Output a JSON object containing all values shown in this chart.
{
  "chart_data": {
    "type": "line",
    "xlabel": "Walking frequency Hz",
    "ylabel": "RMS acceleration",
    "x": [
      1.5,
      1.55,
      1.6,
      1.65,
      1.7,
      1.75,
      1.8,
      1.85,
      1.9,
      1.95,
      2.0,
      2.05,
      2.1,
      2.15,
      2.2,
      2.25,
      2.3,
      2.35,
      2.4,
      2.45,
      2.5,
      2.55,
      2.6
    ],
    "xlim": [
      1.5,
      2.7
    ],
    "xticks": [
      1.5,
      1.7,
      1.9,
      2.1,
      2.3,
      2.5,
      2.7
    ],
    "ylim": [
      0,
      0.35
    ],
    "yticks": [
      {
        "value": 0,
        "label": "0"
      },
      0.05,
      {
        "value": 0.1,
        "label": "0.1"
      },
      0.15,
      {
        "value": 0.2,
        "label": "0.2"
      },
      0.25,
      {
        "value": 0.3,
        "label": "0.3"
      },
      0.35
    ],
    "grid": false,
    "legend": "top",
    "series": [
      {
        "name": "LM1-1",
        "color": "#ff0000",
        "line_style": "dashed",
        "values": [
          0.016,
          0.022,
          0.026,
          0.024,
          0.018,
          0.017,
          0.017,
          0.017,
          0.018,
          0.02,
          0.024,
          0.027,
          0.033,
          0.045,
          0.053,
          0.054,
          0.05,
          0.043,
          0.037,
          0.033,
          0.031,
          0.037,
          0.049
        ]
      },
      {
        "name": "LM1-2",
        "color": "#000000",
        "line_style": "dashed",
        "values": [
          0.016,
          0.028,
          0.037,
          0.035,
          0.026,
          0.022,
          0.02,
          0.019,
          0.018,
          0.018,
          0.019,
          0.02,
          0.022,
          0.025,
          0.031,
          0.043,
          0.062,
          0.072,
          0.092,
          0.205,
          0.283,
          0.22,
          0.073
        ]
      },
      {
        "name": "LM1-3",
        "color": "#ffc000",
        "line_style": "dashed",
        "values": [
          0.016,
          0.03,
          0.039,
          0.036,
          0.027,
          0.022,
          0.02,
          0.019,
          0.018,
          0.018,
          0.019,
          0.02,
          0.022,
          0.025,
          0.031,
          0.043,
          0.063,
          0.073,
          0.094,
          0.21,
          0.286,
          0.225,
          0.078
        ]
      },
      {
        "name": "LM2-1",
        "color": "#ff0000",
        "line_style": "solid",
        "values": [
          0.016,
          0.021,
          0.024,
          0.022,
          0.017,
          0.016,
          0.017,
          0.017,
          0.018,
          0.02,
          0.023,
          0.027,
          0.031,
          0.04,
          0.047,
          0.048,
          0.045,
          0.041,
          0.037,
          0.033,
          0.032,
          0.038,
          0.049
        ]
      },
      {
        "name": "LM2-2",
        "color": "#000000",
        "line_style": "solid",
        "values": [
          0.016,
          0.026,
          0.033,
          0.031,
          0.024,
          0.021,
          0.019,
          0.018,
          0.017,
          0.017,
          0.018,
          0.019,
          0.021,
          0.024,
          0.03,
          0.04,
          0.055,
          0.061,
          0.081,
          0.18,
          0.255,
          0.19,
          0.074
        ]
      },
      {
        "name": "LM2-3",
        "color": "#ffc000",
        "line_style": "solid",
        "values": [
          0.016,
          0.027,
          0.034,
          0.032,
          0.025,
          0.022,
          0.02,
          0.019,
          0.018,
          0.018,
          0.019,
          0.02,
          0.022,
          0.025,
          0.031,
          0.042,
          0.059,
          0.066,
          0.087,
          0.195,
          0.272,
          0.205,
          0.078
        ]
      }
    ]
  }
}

- Work to be completed
Output the listing above without altering a single character.

- Exercise solution
Output a JSON object containing all values shown in this chart.
{
  "chart_data": {
    "type": "line",
    "xlabel": "Walking frequency Hz",
    "ylabel": "RMS acceleration",
    "x": [
      1.5,
      1.55,
      1.6,
      1.65,
      1.7,
      1.75,
      1.8,
      1.85,
      1.9,
      1.95,
      2.0,
      2.05,
      2.1,
      2.15,
      2.2,
      2.25,
      2.3,
      2.35,
      2.4,
      2.45,
      2.5,
      2.55,
      2.6
    ],
    "xlim": [
      1.5,
      2.7
    ],
    "xticks": [
      1.5,
      1.7,
      1.9,
      2.1,
      2.3,
      2.5,
      2.7
    ],
    "ylim": [
      0,
      0.35
    ],
    "yticks": [
      {
        "value": 0,
        "label": "0"
      },
      0.05,
      {
        "value": 0.1,
        "label": "0.1"
      },
      0.15,
      {
        "value": 0.2,
        "label": "0.2"
      },
      0.25,
      {
        "value": 0.3,
        "label": "0.3"
      },
      0.35
    ],
    "grid": false,
    "legend": "top",
    "series": [
      {
        "name": "LM1-1",
        "color": "#ff0000",
        "line_style": "dashed",
        "values": [
          0.016,
          0.022,
          0.026,
          0.024,
          0.018,
          0.017,
          0.017,
          0.017,
          0.018,
          0.02,
          0.024,
          0.027,
          0.033,
          0.045,
          0.053,
          0.054,
          0.05,
          0.043,
          0.037,
          0.033,
          0.031,
          0.037,
          0.049
        ]
      },
      {
        "name": "LM1-2",
        "color": "#000000",
        "line_style": "dashed",
        "values": [
          0.016,
          0.028,
          0.037,
          0.035,
          0.026,
          0.022,
          0.02,
          0.019,
          0.018,
          0.018,
          0.019,
          0.02,
          0.022,
          0.025,
          0.031,
          0.043,
          0.062,
          0.072,
          0.092,
          0.205,
          0.283,
          0.22,
          0.073
        ]
      },
      {
        "name": "LM1-3",
        "color": "#ffc000",
        "line_style": "dashed",
        "values": [
          0.016,
          0.03,
          0.039,
          0.036,
          0.027,
          0.022,
          0.02,
          0.019,
          0.018,
          0.018,
          0.019,
          0.02,
          0.022,
          0.025,
          0.031,
          0.043,
          0.063,
          0.073,
          0.094,
          0.21,
          0.286,
          0.225,
          0.078
        ]
      },
      {
        "name": "LM2-1",
        "color": "#ff0000",
        "line_style": "solid",
        "values": [
          0.016,
          0.021,
          0.024,
          0.022,
          0.017,
          0.016,
          0.017,
          0.017,
          0.018,
          0.02,
          0.023,
          0.027,
          0.031,
          0.04,
          0.047,
          0.048,
          0.045,
          0.041,
          0.037,
          0.033,
          0.032,
          0.038,
          0.049
        ]
      },
      {
        "name": "LM2-2",
        "color": "#000000",
        "line_style": "solid",
        "values": [
          0.016,
          0.026,
          0.033,
          0.031,
          0.024,
          0.021,
          0.019,
          0.018,
          0.017,
          0.017,
          0.018,
          0.019,
          0.021,
          0.024,
          0.03,
          0.04,
          0.055,
          0.061,
          0.081,
          0.18,
          0.255,
          0.19,
          0.074
        ]
      },
      {
        "name": "LM2-3",
        "color": "#ffc000",
        "line_style": "solid",
        "values": [
          0.016,
          0.027,
          0.034,
          0.032,
          0.025,
          0.022,
          0.02,
          0.019,
          0.018,
          0.018,
          0.019,
          0.02,
          0.022,
          0.025,
          0.031,
          0.042,
          0.059,
          0.066,
          0.087,
          0.195,
          0.272,
          0.205,
          0.078
        ]
      }
    ]
  }
}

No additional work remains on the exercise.